WHAT YOU ARE ASKED TO DO
Each record below should be repeated precisely as written.

------ SUPPLIED INFORMATION ------

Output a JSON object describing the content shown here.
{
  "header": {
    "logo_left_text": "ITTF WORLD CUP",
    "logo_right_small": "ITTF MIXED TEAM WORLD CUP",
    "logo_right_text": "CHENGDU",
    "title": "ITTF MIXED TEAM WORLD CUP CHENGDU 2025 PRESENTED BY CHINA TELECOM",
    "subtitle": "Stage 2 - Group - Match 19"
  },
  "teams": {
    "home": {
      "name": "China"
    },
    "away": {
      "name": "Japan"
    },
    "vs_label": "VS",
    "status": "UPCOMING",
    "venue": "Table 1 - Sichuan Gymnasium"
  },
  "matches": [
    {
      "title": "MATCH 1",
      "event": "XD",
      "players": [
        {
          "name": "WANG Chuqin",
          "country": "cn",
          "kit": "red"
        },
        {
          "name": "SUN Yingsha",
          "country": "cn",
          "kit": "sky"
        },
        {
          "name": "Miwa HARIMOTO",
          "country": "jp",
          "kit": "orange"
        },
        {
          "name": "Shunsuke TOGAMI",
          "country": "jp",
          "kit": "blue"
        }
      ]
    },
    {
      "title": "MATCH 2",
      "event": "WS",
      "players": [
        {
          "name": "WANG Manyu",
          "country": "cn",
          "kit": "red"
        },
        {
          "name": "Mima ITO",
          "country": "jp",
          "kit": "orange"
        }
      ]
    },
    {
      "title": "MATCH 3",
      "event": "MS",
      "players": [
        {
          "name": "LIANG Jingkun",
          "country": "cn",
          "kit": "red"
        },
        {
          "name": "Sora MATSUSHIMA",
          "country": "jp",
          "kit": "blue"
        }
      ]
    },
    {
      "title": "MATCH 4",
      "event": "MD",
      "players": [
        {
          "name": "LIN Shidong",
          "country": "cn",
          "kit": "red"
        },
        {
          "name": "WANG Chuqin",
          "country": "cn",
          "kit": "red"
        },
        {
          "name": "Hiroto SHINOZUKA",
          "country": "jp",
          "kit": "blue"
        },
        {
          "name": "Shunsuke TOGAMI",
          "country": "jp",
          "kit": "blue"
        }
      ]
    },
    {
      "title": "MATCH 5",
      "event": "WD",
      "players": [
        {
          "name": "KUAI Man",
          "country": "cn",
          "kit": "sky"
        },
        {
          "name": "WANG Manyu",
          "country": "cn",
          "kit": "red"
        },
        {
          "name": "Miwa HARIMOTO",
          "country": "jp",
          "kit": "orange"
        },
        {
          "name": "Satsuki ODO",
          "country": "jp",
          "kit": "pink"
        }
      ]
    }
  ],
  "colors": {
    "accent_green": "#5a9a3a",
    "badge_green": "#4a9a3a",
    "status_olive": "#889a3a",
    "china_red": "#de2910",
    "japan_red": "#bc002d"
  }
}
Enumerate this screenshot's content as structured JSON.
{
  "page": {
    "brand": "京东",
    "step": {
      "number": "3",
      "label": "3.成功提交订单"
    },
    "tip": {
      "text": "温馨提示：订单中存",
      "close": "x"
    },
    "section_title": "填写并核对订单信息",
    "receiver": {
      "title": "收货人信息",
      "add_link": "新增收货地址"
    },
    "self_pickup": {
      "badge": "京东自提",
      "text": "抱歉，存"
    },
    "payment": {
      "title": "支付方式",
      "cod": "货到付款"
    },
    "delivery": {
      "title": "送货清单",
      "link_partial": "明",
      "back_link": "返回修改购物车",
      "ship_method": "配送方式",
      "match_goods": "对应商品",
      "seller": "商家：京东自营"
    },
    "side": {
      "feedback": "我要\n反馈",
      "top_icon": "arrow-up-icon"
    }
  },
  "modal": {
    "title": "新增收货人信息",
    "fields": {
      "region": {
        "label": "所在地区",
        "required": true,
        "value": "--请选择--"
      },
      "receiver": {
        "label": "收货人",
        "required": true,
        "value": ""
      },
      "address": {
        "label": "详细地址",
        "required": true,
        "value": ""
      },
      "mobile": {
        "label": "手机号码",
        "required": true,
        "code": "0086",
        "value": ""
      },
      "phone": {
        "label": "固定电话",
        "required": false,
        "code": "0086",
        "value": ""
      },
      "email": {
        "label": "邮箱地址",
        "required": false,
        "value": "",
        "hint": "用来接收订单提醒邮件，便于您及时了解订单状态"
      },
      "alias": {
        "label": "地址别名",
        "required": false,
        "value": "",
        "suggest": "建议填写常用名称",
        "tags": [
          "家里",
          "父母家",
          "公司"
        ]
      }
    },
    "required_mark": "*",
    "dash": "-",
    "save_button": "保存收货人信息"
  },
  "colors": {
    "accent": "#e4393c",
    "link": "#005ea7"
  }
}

------

THE OUTPUT
Output a JSON object describing the content shown here.
{
  "header": {
    "logo_left_text": "ITTF WORLD CUP",
    "logo_right_small": "ITTF MIXED TEAM WORLD CUP",
    "logo_right_text": "CHENGDU",
    "title": "ITTF MIXED TEAM WORLD CUP CHENGDU 2025 PRESENTED BY CHINA TELECOM",
    "subtitle": "Stage 2 - Group - Match 19"
  },
  "teams": {
    "home": {
      "name": "China"
    },
    "away": {
      "name": "Japan"
    },
    "vs_label": "VS",
    "status": "UPCOMING",
    "venue": "Table 1 - Sichuan Gymnasium"
  },
  "matches": [
    {
      "title": "MATCH 1",
      "event": "XD",
      "players": [
        {
          "name": "WANG Chuqin",
          "country": "cn",
          "kit": "red"
        },
        {
          "name": "SUN Yingsha",
          "country": "cn",
          "kit": "sky"
        },
        {
          "name": "Miwa HARIMOTO",
          "country": "jp",
          "kit": "orange"
        },
        {
          "name": "Shunsuke TOGAMI",
          "country": "jp",
          "kit": "blue"
        }
      ]
    },
    {
      "title": "MATCH 2",
      "event": "WS",
      "players": [
        {
          "name": "WANG Manyu",
          "country": "cn",
          "kit": "red"
        },
        {
          "name": "Mima ITO",
          "country": "jp",
          "kit": "orange"
        }
      ]
    },
    {
      "title": "MATCH 3",
      "event": "MS",
      "players": [
        {
          "name": "LIANG Jingkun",
          "country": "cn",
          "kit": "red"
        },
        {
          "name": "Sora MATSUSHIMA",
          "country": "jp",
          "kit": "blue"
        }
      ]
    },
    {
      "title": "MATCH 4",
      "event": "MD",
      "players": [
        {
          "name": "LIN Shidong",
          "country": "cn",
          "kit": "red"
        },
        {
          "name": "WANG Chuqin",
          "country": "cn",
          "kit": "red"
        },
        {
          "name": "Hiroto SHINOZUKA",
          "country": "jp",
          "kit": "blue"
        },
        {
          "name": "Shunsuke TOGAMI",
          "country": "jp",
          "kit": "blue"
        }
      ]
    },
    {
      "title": "MATCH 5",
      "event": "WD",
      "players": [
        {
          "name": "KUAI Man",
          "country": "cn",
          "kit": "sky"
        },
        {
          "name": "WANG Manyu",
          "country": "cn",
          "kit": "red"
        },
        {
          "name": "Miwa HARIMOTO",
          "country": "jp",
          "kit": "orange"
        },
        {
          "name": "Satsuki ODO",
          "country": "jp",
          "kit": "pink"
        }
      ]
    }
  ],
  "colors": {
    "accent_green": "#5a9a3a",
    "badge_green": "#4a9a3a",
    "status_olive": "#889a3a",
    "china_red": "#de2910",
    "japan_red": "#bc002d"
  }
}
Enumerate this screenshot's content as structured JSON.
{
  "page": {
    "brand": "京东",
    "step": {
      "number": "3",
      "label": "3.成功提交订单"
    },
    "tip": {
      "text": "温馨提示：订单中存",
      "close": "x"
    },
    "section_title": "填写并核对订单信息",
    "receiver": {
      "title": "收货人信息",
      "add_link": "新增收货地址"
    },
    "self_pickup": {
      "badge": "京东自提",
      "text": "抱歉，存"
    },
    "payment": {
      "title": "支付方式",
      "cod": "货到付款"
    },
    "delivery": {
      "title": "送货清单",
      "link_partial": "明",
      "back_link": "返回修改购物车",
      "ship_method": "配送方式",
      "match_goods": "对应商品",
      "seller": "商家：京东自营"
    },
    "side": {
      "feedback": "我要\n反馈",
      "top_icon": "arrow-up-icon"
    }
  },
  "modal": {
    "title": "新增收货人信息",
    "fields": {
      "region": {
        "label": "所在地区",
        "required": true,
        "value": "--请选择--"
      },
      "receiver": {
        "label": "收货人",
        "required": true,
        "value": ""
      },
      "address": {
        "label": "详细地址",
        "required": true,
        "value": ""
      },
      "mobile": {
        "label": "手机号码",
        "required": true,
        "code": "0086",
        "value": ""
      },
      "phone": {
        "label": "固定电话",
        "required": false,
        "code": "0086",
        "value": ""
      },
      "email": {
        "label": "邮箱地址",
        "required": false,
        "value": "",
        "hint": "用来接收订单提醒邮件，便于您及时了解订单状态"
      },
      "alias": {
        "label": "地址别名",
        "required": false,
        "value": "",
        "suggest": "建议填写常用名称",
        "tags": [
          "家里",
          "父母家",
          "公司"
        ]
      }
    },
    "required_mark": "*",
    "dash": "-",
    "save_button": "保存收货人信息"
  },
  "colors": {
    "accent": "#e4393c",
    "link": "#005ea7"
  }
}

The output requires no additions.